* _What the task requires_:
All of the records below need to be copied exactly.

(begin)

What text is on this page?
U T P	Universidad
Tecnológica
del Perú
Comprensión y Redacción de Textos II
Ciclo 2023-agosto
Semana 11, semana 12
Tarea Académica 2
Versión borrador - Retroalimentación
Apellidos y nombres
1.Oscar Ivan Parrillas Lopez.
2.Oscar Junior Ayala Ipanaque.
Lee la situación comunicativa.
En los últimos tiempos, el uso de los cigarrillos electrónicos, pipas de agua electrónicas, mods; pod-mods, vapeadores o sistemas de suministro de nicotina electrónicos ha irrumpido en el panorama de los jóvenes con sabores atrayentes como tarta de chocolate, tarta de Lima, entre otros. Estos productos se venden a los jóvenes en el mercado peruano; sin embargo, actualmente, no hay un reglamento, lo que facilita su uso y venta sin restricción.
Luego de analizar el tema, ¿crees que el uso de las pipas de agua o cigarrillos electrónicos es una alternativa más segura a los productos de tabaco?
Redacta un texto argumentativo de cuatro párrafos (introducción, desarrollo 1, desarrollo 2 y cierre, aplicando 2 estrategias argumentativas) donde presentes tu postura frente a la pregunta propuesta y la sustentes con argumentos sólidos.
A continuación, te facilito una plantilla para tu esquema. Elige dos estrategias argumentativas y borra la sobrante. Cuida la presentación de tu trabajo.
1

(end)

* _The response_:
What text is on this page?
U T P	Universidad
Tecnológica
del Perú
Comprensión y Redacción de Textos II
Ciclo 2023-agosto
Semana 11, semana 12
Tarea Académica 2
Versión borrador - Retroalimentación
Apellidos y nombres
1.Oscar Ivan Parrillas Lopez.
2.Oscar Junior Ayala Ipanaque.
Lee la situación comunicativa.
En los últimos tiempos, el uso de los cigarrillos electrónicos, pipas de agua electrónicas, mods; pod-mods, vapeadores o sistemas de suministro de nicotina electrónicos ha irrumpido en el panorama de los jóvenes con sabores atrayentes como tarta de chocolate, tarta de Lima, entre otros. Estos productos se venden a los jóvenes en el mercado peruano; sin embargo, actualmente, no hay un reglamento, lo que facilita su uso y venta sin restricción.
Luego de analizar el tema, ¿crees que el uso de las pipas de agua o cigarrillos electrónicos es una alternativa más segura a los productos de tabaco?
Redacta un texto argumentativo de cuatro párrafos (introducción, desarrollo 1, desarrollo 2 y cierre, aplicando 2 estrategias argumentativas) donde presentes tu postura frente a la pregunta propuesta y la sustentes con argumentos sólidos.
A continuación, te facilito una plantilla para tu esquema. Elige dos estrategias argumentativas y borra la sobrante. Cuida la presentación de tu trabajo.
1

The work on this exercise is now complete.